** Start RECORDS SHOWN **
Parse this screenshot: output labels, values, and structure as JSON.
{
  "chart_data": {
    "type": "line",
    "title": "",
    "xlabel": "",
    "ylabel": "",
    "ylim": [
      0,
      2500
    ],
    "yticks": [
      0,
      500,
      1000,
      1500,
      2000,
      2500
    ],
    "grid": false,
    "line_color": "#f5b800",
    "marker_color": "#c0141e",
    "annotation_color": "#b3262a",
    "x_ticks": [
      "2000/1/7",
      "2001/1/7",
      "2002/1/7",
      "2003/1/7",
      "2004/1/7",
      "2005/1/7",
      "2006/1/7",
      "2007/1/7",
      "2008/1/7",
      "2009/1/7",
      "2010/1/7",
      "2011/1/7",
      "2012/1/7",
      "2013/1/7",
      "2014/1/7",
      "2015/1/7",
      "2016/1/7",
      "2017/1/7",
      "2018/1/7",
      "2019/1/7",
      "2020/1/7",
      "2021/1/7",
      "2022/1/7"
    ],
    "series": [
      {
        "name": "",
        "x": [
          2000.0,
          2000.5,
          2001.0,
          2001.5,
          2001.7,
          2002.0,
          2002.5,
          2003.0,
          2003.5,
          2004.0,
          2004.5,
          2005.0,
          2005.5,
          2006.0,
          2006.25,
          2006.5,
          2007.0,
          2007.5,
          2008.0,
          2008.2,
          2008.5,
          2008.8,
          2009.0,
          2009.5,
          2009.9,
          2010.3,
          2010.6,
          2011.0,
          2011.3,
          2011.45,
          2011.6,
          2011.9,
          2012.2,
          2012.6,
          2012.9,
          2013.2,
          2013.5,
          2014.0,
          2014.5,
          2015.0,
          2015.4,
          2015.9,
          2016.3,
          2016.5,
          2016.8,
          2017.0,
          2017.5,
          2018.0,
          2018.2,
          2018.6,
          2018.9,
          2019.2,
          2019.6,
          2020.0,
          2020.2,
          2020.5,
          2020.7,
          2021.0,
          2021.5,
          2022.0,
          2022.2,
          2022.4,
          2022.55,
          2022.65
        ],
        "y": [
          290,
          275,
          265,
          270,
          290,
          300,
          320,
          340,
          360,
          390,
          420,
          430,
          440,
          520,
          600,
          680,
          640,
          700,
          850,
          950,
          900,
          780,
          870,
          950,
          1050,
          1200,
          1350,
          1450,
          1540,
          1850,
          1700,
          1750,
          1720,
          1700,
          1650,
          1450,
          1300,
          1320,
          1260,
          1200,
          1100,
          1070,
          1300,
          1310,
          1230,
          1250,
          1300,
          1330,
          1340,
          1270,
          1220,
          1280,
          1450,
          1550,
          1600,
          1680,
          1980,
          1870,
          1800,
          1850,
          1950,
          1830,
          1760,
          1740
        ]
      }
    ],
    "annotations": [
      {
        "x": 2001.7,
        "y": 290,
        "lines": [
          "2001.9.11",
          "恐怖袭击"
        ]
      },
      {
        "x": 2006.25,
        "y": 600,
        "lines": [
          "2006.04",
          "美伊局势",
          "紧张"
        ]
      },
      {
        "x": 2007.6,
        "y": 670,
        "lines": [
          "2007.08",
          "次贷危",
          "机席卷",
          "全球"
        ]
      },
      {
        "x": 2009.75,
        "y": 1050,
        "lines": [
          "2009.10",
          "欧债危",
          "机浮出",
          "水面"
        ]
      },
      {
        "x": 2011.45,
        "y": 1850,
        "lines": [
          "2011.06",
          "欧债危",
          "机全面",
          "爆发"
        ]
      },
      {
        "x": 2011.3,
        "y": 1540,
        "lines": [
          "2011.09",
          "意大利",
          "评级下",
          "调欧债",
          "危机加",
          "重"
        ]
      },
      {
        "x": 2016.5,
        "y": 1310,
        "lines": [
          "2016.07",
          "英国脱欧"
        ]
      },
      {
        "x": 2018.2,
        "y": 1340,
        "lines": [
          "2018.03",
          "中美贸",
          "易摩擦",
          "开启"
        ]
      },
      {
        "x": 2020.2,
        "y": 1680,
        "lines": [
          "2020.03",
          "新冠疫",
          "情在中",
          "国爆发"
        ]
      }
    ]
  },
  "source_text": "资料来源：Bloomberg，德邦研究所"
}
** End RECORDS SHOWN **
## WHAT YOU ARE ASKED TO DO
Write down every line of the data exactly as it appears above.

## SOLUTION TO THIS TASK
Parse this screenshot: output labels, values, and structure as JSON.
{
  "chart_data": {
    "type": "line",
    "title": "",
    "xlabel": "",
    "ylabel": "",
    "ylim": [
      0,
      2500
    ],
    "yticks": [
      0,
      500,
      1000,
      1500,
      2000,
      2500
    ],
    "grid": false,
    "line_color": "#f5b800",
    "marker_color": "#c0141e",
    "annotation_color": "#b3262a",
    "x_ticks": [
      "2000/1/7",
      "2001/1/7",
      "2002/1/7",
      "2003/1/7",
      "2004/1/7",
      "2005/1/7",
      "2006/1/7",
      "2007/1/7",
      "2008/1/7",
      "2009/1/7",
      "2010/1/7",
      "2011/1/7",
      "2012/1/7",
      "2013/1/7",
      "2014/1/7",
      "2015/1/7",
      "2016/1/7",
      "2017/1/7",
      "2018/1/7",
      "2019/1/7",
      "2020/1/7",
      "2021/1/7",
      "2022/1/7"
    ],
    "series": [
      {
        "name": "",
        "x": [
          2000.0,
          2000.5,
          2001.0,
          2001.5,
          2001.7,
          2002.0,
          2002.5,
          2003.0,
          2003.5,
          2004.0,
          2004.5,
          2005.0,
          2005.5,
          2006.0,
          2006.25,
          2006.5,
          2007.0,
          2007.5,
          2008.0,
          2008.2,
          2008.5,
          2008.8,
          2009.0,
          2009.5,
          2009.9,
          2010.3,
          2010.6,
          2011.0,
          2011.3,
          2011.45,
          2011.6,
          2011.9,
          2012.2,
          2012.6,
          2012.9,
          2013.2,
          2013.5,
          2014.0,
          2014.5,
          2015.0,
          2015.4,
          2015.9,
          2016.3,
          2016.5,
          2016.8,
          2017.0,
          2017.5,
          2018.0,
          2018.2,
          2018.6,
          2018.9,
          2019.2,
          2019.6,
          2020.0,
          2020.2,
          2020.5,
          2020.7,
          2021.0,
          2021.5,
          2022.0,
          2022.2,
          2022.4,
          2022.55,
          2022.65
        ],
        "y": [
          290,
          275,
          265,
          270,
          290,
          300,
          320,
          340,
          360,
          390,
          420,
          430,
          440,
          520,
          600,
          680,
          640,
          700,
          850,
          950,
          900,
          780,
          870,
          950,
          1050,
          1200,
          1350,
          1450,
          1540,
          1850,
          1700,
          1750,
          1720,
          1700,
          1650,
          1450,
          1300,
          1320,
          1260,
          1200,
          1100,
          1070,
          1300,
          1310,
          1230,
          1250,
          1300,
          1330,
          1340,
          1270,
          1220,
          1280,
          1450,
          1550,
          1600,
          1680,
          1980,
          1870,
          1800,
          1850,
          1950,
          1830,
          1760,
          1740
        ]
      }
    ],
    "annotations": [
      {
        "x": 2001.7,
        "y": 290,
        "lines": [
          "2001.9.11",
          "恐怖袭击"
        ]
      },
      {
        "x": 2006.25,
        "y": 600,
        "lines": [
          "2006.04",
          "美伊局势",
          "紧张"
        ]
      },
      {
        "x": 2007.6,
        "y": 670,
        "lines": [
          "2007.08",
          "次贷危",
          "机席卷",
          "全球"
        ]
      },
      {
        "x": 2009.75,
        "y": 1050,
        "lines": [
          "2009.10",
          "欧债危",
          "机浮出",
          "水面"
        ]
      },
      {
        "x": 2011.45,
        "y": 1850,
        "lines": [
          "2011.06",
          "欧债危",
          "机全面",
          "爆发"
        ]
      },
      {
        "x": 2011.3,
        "y": 1540,
        "lines": [
          "2011.09",
          "意大利",
          "评级下",
          "调欧债",
          "危机加",
          "重"
        ]
      },
      {
        "x": 2016.5,
        "y": 1310,
        "lines": [
          "2016.07",
          "英国脱欧"
        ]
      },
      {
        "x": 2018.2,
        "y": 1340,
        "lines": [
          "2018.03",
          "中美贸",
          "易摩擦",
          "开启"
        ]
      },
      {
        "x": 2020.2,
        "y": 1680,
        "lines": [
          "2020.03",
          "新冠疫",
          "情在中",
          "国爆发"
        ]
      }
    ]
  },
  "source_text": "资料来源：Bloomberg，德邦研究所"
}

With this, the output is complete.